GIVEN REQUEST
Give the number of lines that hold the string "образования". Nothing else is needed.

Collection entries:

---+---

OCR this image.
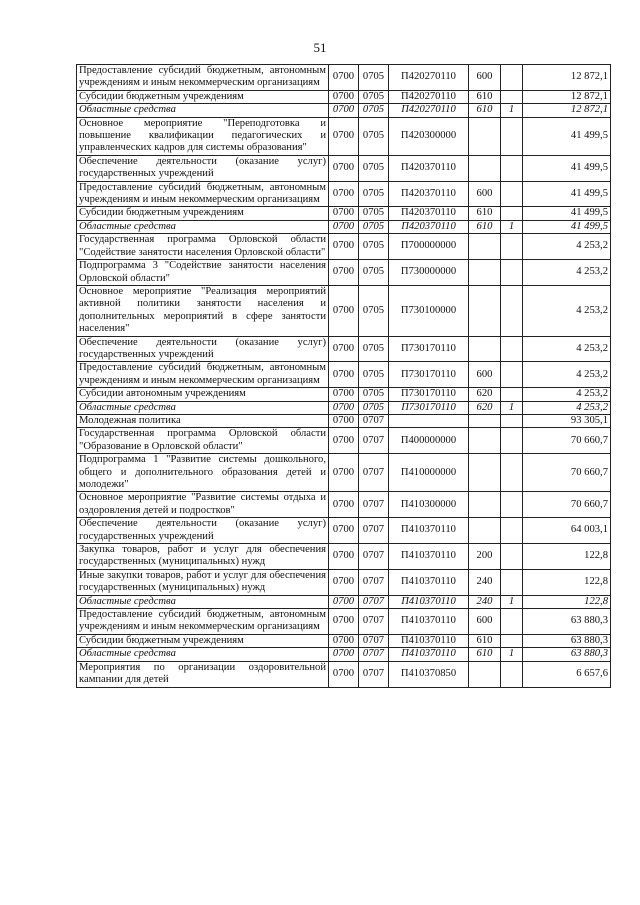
51
Предоставление субсидий бюджетным, автономным учреждениям и иным некоммерческим организациям	0700	0705	П420270110	600		12 872,1
Субсидии бюджетным учреждениям	0700	0705	П420270110	610		12 872,1
Областные средства	0700	0705	П420270110	610	1	12 872,1
Основное мероприятие "Переподготовка и повышение квалификации педагогических и управленческих кадров для системы образования"	0700	0705	П420300000			41 499,5
Обеспечение деятельности (оказание услуг) государственных учреждений	0700	0705	П420370110			41 499,5
Предоставление субсидий бюджетным, автономным учреждениям и иным некоммерческим организациям	0700	0705	П420370110	600		41 499,5
Субсидии бюджетным учреждениям	0700	0705	П420370110	610		41 499,5
Областные средства	0700	0705	П420370110	610	1	41 499,5
Государственная программа Орловской области "Содействие занятости населения Орловской области"	0700	0705	П700000000			4 253,2
Подпрограмма 3 "Содействие занятости населения Орловской области"	0700	0705	П730000000			4 253,2
Основное мероприятие "Реализация мероприятий активной политики занятости населения и дополнительных мероприятий в сфере занятости населения"	0700	0705	П730100000			4 253,2
Обеспечение деятельности (оказание услуг) государственных учреждений	0700	0705	П730170110			4 253,2
Предоставление субсидий бюджетным, автономным учреждениям и иным некоммерческим организациям	0700	0705	П730170110	600		4 253,2
Субсидии автономным учреждениям	0700	0705	П730170110	620		4 253,2
Областные средства	0700	0705	П730170110	620	1	4 253,2
Молодежная политика	0700	0707				93 305,1
Государственная программа Орловской области "Образование в Орловской области"	0700	0707	П400000000			70 660,7
Подпрограмма 1 "Развитие системы дошкольного, общего и дополнительного образования детей и молодежи"	0700	0707	П410000000			70 660,7
Основное мероприятие "Развитие системы отдыха и оздоровления детей и подростков"	0700	0707	П410300000			70 660,7
Обеспечение деятельности (оказание услуг) государственных учреждений	0700	0707	П410370110			64 003,1
Закупка товаров, работ и услуг для обеспечения государственных (муниципальных) нужд	0700	0707	П410370110	200		122,8
Иные закупки товаров, работ и услуг для обеспечения государственных (муниципальных) нужд	0700	0707	П410370110	240		122,8
Областные средства	0700	0707	П410370110	240	1	122,8
Предоставление субсидий бюджетным, автономным учреждениям и иным некоммерческим организациям	0700	0707	П410370110	600		63 880,3
Субсидии бюджетным учреждениям	0700	0707	П410370110	610		63 880,3
Областные средства	0700	0707	П410370110	610	1	63 880,3
Мероприятия по организации оздоровительной кампании для детей	0700	0707	П410370850			6 657,6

---+---

COMPLETE OUTPUT
2